• _Figure contents as structured data_

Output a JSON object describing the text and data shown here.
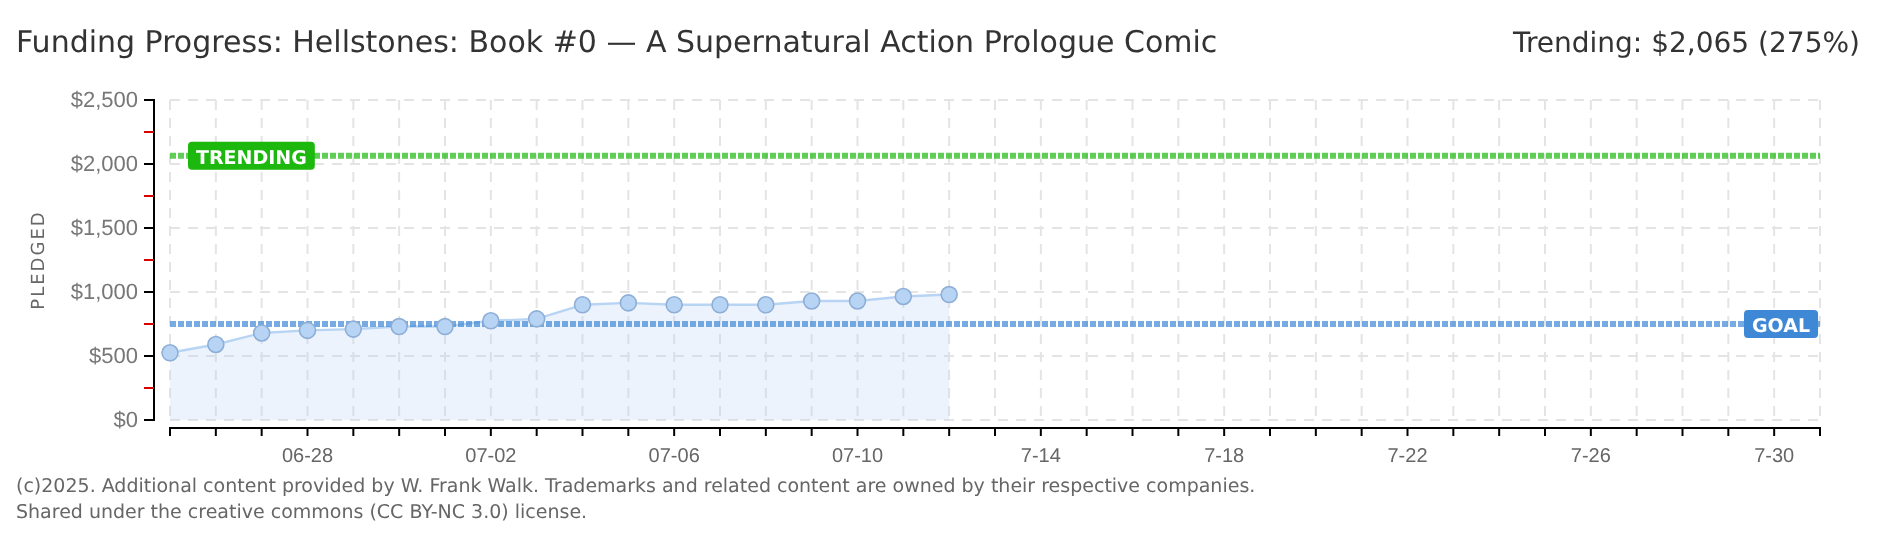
{
  "chart_data": {
    "type": "area",
    "title": "Funding Progress: Hellstones: Book #0 — A Supernatural Action Prologue Comic",
    "ylabel": "PLEDGED",
    "x": [
      "2025-06-25",
      "2025-06-26",
      "2025-06-27",
      "2025-06-28",
      "2025-06-29",
      "2025-06-30",
      "2025-07-01",
      "2025-07-02",
      "2025-07-03",
      "2025-07-04",
      "2025-07-05",
      "2025-07-06",
      "2025-07-07",
      "2025-07-08",
      "2025-07-09",
      "2025-07-10",
      "2025-07-11",
      "2025-07-12"
    ],
    "series": [
      {
        "color": "#b7d4f4",
        "values": [
          525,
          590,
          680,
          700,
          710,
          730,
          730,
          775,
          790,
          900,
          915,
          900,
          900,
          900,
          930,
          930,
          965,
          980
        ]
      }
    ],
    "xlim": [
      "2025-06-25",
      "2025-07-31"
    ],
    "xticks": [
      {
        "value": "2025-06-25",
        "label": null
      },
      {
        "value": "2025-06-26",
        "label": null
      },
      {
        "value": "2025-06-27",
        "label": null
      },
      {
        "value": "2025-06-28",
        "label": "06-28"
      },
      {
        "value": "2025-06-29",
        "label": null
      },
      {
        "value": "2025-06-30",
        "label": null
      },
      {
        "value": "2025-07-01",
        "label": null
      },
      {
        "value": "2025-07-02",
        "label": "07-02"
      },
      {
        "value": "2025-07-03",
        "label": null
      },
      {
        "value": "2025-07-04",
        "label": null
      },
      {
        "value": "2025-07-05",
        "label": null
      },
      {
        "value": "2025-07-06",
        "label": "07-06"
      },
      {
        "value": "2025-07-07",
        "label": null
      },
      {
        "value": "2025-07-08",
        "label": null
      },
      {
        "value": "2025-07-09",
        "label": null
      },
      {
        "value": "2025-07-10",
        "label": "07-10"
      },
      {
        "value": "2025-07-11",
        "label": null
      },
      {
        "value": "2025-07-12",
        "label": null
      },
      {
        "value": "2025-07-13",
        "label": null
      },
      {
        "value": "2025-07-14",
        "label": "7-14"
      },
      {
        "value": "2025-07-15",
        "label": null
      },
      {
        "value": "2025-07-16",
        "label": null
      },
      {
        "value": "2025-07-17",
        "label": null
      },
      {
        "value": "2025-07-18",
        "label": "7-18"
      },
      {
        "value": "2025-07-19",
        "label": null
      },
      {
        "value": "2025-07-20",
        "label": null
      },
      {
        "value": "2025-07-21",
        "label": null
      },
      {
        "value": "2025-07-22",
        "label": "7-22"
      },
      {
        "value": "2025-07-23",
        "label": null
      },
      {
        "value": "2025-07-24",
        "label": null
      },
      {
        "value": "2025-07-25",
        "label": null
      },
      {
        "value": "2025-07-26",
        "label": "7-26"
      },
      {
        "value": "2025-07-27",
        "label": null
      },
      {
        "value": "2025-07-28",
        "label": null
      },
      {
        "value": "2025-07-29",
        "label": null
      },
      {
        "value": "2025-07-30",
        "label": "7-30"
      },
      {
        "value": "2025-07-31",
        "label": null
      }
    ],
    "ylim": [
      0,
      2500
    ],
    "yticks": [
      {
        "value": 0,
        "label": "$0"
      },
      {
        "value": 250,
        "label": null
      },
      {
        "value": 500,
        "label": "$500"
      },
      {
        "value": 750,
        "label": null
      },
      {
        "value": 1000,
        "label": "$1,000"
      },
      {
        "value": 1250,
        "label": null
      },
      {
        "value": 1500,
        "label": "$1,500"
      },
      {
        "value": 1750,
        "label": null
      },
      {
        "value": 2000,
        "label": "$2,000"
      },
      {
        "value": 2250,
        "label": null
      },
      {
        "value": 2500,
        "label": "$2,500"
      }
    ],
    "grid": true,
    "marker": "circle",
    "ref_lines": [
      {
        "axis": "y",
        "value": 750,
        "label": "GOAL",
        "color": "#3f88d6"
      },
      {
        "axis": "y",
        "value": 2065,
        "label": "TRENDING",
        "color": "#1cb80e"
      }
    ],
    "annotations": [
      "Trending:  $2,065 (275%)",
      "(c)2025. Additional content provided by W. Frank Walk. Trademarks and related content are owned by their respective companies.",
      "Shared under the creative commons (CC BY-NC 3.0) license."
    ]
  }
}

• _EXERCISE INSTRUCTIONS_
Find the string "color" in the records, then copy each line where it occurs.

• _TASK OUTPUT_
        "color": "#b7d4f4",
        "color": "#3f88d6"
        "color": "#1cb80e"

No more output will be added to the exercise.